» WHAT THIS TASK INVOLVES
In the abstract below on oxidized auxin formation, what do both soluble and membrane-associated DAO1 primarily oxidize?

» SELECTED EXCERPT
= = = = =
Cytosolic- and membrane-localized oxidized indole-3-acetic acid formation regulates developmental auxin transients.

Catabolism of the auxin indole-3-acetic acid (IAA) to terminate cellular responses primarily occurs in three steps: (i) conjugation of IAA to Asp/Glu, (ii) oxidation of the indole ring by DIOXYGENASE FOR AUXIN OXIDATION (DAO), and (iii) amidohydrolase cleavage of Asp/Glu. This study examines if IAA oxidation historically associated with membranes is mediated by DAO isoforms and if the oxidized auxin product (oxIAA) retains nominal functionality. We show that Arabidopsis thaliana DAO1 exhibits both soluble and auxin-dependent plasma membrane association, and that oxIAA exhibits weak "anti-auxin" activity. Both soluble and membrane-associated DAO1 primarily oxidized IAAsp. DAO2 activity was enzymatically similar to DAO1 and occurred where IAA levels were high. DAO1 and DAO2 functioned synergistically in adventitious root formation and in temperature-dependent petal development. In vitro assays showed that oxIAA acts as a molecular glue between repressor auxin/indole-3-acetic acid (AUX/IAA) proteins IAA7 and IAA17 and Transport Inhibitor Response 1 (TIR1) auxin co-receptors but is readily outcompeted by IAA. Biolayer interferometry and yeast degradation assays indicated weak "anti-auxin" activity, as oxIAA enhances IAA7-TIR1 interactions while retarding IAA7 and IAA17 degradation. In a low auxin/quiescent interval that precedes auxin-triggered apical hook opening in etiolated seedlings, IAA7 gain-of-function and loss-of-function mutants exhibited early apical hook opening similar to dao1, and application of oxIAA to etiolated dao1 apical hooks partially rescued the phenotype. The weak "anti-auxin" activity of oxIAA during transitional growth is an important reminder of the evolutionary processes that forge adaptive plant growth responses.
= = = = =
» SUPPLIED ENTRIES
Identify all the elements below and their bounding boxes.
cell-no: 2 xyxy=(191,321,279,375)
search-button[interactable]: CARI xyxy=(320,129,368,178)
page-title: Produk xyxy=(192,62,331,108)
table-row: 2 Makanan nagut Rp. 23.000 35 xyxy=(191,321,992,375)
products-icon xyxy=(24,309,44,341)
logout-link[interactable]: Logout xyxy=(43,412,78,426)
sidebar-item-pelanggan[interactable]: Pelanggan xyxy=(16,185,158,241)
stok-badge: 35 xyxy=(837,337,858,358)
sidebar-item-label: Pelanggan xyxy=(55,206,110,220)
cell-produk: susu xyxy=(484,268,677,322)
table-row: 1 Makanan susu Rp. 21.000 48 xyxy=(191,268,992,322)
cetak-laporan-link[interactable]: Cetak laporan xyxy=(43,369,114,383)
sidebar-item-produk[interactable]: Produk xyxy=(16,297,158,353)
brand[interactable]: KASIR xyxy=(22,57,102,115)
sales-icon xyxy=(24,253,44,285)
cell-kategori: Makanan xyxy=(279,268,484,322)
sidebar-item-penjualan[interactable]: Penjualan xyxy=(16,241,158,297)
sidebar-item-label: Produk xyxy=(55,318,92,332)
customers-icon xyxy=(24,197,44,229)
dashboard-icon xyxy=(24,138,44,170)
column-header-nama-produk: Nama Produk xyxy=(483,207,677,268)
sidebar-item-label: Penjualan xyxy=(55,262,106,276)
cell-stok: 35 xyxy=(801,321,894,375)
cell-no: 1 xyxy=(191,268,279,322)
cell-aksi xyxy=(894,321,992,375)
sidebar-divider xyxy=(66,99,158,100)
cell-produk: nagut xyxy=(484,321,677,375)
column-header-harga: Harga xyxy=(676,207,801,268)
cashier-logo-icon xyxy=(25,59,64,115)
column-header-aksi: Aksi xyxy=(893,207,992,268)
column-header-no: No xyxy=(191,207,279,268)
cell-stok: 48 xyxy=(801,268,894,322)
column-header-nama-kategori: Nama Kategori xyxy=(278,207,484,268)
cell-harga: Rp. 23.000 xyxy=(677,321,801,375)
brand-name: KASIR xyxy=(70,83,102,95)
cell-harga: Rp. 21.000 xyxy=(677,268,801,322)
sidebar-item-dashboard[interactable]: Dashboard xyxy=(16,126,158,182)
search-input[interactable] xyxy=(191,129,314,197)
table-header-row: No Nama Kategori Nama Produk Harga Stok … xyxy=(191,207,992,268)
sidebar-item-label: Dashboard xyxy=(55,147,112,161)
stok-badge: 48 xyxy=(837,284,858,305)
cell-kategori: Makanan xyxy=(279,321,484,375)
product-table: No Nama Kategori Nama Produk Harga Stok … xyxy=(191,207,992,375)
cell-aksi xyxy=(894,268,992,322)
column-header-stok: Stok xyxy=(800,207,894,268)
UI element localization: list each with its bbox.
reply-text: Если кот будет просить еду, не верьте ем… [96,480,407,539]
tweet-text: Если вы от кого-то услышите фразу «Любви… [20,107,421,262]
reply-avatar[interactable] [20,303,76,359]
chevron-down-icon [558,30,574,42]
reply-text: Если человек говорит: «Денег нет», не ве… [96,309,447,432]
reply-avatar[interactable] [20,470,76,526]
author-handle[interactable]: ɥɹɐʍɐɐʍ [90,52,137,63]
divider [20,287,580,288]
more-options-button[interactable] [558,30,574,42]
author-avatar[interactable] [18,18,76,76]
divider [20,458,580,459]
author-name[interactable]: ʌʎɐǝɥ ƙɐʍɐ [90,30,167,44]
= = = = =
» ANSWER TO THE EXERCISE
IAAsp